### Given problem
Determine how many lines contain the string "osoby" and reply with that number alone.

### Data provided

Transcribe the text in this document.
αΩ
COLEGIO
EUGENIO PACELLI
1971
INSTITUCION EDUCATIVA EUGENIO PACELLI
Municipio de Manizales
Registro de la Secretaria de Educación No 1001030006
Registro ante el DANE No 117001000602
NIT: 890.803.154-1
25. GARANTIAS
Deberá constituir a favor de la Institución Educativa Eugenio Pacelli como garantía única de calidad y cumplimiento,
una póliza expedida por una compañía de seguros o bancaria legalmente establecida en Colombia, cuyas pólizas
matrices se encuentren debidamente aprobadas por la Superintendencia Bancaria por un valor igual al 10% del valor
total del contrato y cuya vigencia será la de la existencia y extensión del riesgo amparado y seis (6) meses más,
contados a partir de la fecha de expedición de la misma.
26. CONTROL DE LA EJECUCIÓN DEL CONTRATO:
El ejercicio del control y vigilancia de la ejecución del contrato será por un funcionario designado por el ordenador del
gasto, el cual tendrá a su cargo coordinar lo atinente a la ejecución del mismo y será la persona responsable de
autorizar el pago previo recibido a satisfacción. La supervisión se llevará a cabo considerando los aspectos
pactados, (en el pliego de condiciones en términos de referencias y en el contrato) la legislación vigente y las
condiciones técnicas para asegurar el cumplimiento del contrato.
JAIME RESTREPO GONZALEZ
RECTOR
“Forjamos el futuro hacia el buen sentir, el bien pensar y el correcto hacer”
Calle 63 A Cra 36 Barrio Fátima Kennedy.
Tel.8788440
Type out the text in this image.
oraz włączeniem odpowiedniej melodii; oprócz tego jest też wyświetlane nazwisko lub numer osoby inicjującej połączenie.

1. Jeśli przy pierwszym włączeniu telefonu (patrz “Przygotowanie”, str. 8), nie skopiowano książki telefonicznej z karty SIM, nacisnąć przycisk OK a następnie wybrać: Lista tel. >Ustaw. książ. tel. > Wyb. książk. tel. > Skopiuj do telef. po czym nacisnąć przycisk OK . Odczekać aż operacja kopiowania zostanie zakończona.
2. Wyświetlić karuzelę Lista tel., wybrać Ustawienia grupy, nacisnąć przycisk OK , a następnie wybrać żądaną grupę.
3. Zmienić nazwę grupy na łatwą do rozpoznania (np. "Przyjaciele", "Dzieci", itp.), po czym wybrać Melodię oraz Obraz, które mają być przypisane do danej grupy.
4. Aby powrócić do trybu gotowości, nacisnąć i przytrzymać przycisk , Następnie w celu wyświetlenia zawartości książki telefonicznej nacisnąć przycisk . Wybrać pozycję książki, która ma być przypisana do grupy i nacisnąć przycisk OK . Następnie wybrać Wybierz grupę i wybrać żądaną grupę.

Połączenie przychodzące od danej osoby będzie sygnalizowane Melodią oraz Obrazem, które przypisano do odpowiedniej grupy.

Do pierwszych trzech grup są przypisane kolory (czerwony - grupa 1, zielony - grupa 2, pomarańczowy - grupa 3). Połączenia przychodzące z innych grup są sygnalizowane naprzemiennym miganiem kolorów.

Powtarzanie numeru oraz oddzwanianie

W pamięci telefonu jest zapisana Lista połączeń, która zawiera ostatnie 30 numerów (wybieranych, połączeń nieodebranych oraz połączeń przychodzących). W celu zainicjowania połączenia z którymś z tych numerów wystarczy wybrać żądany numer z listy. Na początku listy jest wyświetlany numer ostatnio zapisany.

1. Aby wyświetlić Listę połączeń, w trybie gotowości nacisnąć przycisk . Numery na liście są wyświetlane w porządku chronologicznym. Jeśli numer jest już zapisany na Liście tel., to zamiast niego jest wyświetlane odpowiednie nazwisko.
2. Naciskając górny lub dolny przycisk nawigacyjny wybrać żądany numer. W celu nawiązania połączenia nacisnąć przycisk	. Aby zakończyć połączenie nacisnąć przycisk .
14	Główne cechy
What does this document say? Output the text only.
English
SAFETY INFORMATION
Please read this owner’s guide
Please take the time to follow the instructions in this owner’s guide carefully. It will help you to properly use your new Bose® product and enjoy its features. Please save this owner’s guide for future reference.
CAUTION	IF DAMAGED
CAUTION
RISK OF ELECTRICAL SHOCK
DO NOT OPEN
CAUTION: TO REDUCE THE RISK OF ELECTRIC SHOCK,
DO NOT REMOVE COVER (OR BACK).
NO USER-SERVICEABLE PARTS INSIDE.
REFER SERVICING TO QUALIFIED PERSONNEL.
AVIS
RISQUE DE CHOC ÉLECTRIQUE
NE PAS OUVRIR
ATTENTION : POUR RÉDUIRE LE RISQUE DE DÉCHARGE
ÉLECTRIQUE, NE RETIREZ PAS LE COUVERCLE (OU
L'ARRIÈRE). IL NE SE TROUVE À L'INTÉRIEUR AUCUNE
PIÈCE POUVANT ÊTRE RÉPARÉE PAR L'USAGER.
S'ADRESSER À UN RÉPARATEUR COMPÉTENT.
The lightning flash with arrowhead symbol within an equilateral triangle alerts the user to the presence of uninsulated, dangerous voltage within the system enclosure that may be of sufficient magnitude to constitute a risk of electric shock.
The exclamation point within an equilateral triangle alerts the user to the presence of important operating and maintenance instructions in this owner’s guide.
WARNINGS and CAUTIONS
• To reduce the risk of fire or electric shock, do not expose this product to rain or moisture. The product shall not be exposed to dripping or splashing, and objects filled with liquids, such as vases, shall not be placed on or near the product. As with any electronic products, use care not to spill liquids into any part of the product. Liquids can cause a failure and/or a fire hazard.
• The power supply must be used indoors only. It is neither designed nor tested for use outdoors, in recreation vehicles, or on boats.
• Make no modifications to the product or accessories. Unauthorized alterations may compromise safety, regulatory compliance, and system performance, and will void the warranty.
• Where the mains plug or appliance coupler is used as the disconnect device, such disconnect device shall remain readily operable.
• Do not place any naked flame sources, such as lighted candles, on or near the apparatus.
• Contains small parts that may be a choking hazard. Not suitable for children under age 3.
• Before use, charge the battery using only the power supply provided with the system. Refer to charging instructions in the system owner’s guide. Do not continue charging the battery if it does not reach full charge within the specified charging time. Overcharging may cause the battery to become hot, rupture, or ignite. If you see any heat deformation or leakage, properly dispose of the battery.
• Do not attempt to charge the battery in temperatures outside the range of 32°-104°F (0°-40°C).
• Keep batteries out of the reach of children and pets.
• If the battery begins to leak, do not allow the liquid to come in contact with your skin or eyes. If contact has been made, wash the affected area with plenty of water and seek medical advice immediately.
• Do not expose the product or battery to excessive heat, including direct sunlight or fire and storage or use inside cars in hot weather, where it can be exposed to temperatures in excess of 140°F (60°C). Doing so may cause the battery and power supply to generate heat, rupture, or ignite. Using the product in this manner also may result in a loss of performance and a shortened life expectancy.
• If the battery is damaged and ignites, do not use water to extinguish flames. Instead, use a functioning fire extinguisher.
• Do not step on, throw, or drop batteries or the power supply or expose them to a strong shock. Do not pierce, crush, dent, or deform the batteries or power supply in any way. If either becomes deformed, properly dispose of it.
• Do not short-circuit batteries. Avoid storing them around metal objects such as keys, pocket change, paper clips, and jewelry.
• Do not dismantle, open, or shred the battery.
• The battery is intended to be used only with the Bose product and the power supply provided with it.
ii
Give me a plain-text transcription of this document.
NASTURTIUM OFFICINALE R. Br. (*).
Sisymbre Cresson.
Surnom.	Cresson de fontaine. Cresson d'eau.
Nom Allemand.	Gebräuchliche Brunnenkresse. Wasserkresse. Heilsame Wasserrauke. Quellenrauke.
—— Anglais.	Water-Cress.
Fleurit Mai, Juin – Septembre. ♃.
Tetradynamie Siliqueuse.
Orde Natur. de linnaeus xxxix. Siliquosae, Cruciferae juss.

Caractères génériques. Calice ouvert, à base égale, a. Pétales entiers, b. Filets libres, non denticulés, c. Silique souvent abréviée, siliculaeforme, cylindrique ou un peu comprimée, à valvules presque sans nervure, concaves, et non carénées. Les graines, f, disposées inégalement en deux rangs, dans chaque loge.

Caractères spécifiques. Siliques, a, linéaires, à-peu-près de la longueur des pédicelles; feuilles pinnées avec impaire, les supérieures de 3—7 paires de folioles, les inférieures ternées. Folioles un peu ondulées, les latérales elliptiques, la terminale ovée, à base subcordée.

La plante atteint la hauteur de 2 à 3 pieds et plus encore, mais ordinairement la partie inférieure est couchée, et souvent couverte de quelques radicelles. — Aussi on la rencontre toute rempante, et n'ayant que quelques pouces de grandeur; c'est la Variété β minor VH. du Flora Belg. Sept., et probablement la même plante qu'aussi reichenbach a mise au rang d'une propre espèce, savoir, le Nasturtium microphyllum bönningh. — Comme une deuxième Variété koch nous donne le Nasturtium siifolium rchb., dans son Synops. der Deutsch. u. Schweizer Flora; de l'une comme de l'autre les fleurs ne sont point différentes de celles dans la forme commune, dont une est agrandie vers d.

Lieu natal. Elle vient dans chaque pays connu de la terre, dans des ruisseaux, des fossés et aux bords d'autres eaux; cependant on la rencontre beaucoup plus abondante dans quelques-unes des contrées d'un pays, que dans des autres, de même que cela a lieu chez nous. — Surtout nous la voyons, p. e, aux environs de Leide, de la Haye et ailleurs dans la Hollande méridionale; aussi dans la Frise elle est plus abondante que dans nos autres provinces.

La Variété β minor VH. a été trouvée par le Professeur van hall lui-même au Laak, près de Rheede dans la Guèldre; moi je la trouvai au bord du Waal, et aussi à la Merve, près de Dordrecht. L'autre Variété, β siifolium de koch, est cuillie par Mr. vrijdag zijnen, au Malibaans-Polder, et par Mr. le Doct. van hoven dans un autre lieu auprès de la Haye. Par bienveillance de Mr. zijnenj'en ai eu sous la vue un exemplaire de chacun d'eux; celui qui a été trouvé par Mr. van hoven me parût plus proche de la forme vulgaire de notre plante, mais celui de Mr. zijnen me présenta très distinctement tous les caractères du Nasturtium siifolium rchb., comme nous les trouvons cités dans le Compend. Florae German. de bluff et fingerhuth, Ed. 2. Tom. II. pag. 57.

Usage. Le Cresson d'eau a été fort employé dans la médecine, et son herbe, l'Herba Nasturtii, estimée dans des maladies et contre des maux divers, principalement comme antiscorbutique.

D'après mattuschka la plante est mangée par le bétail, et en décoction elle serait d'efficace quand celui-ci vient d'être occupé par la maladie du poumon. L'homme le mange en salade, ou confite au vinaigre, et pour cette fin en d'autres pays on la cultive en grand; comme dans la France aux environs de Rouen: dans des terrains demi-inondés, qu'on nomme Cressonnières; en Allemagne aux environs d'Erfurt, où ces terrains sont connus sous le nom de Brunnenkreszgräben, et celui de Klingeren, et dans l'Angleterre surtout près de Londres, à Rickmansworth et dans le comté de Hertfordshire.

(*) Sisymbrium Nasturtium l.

### Exercise answer
2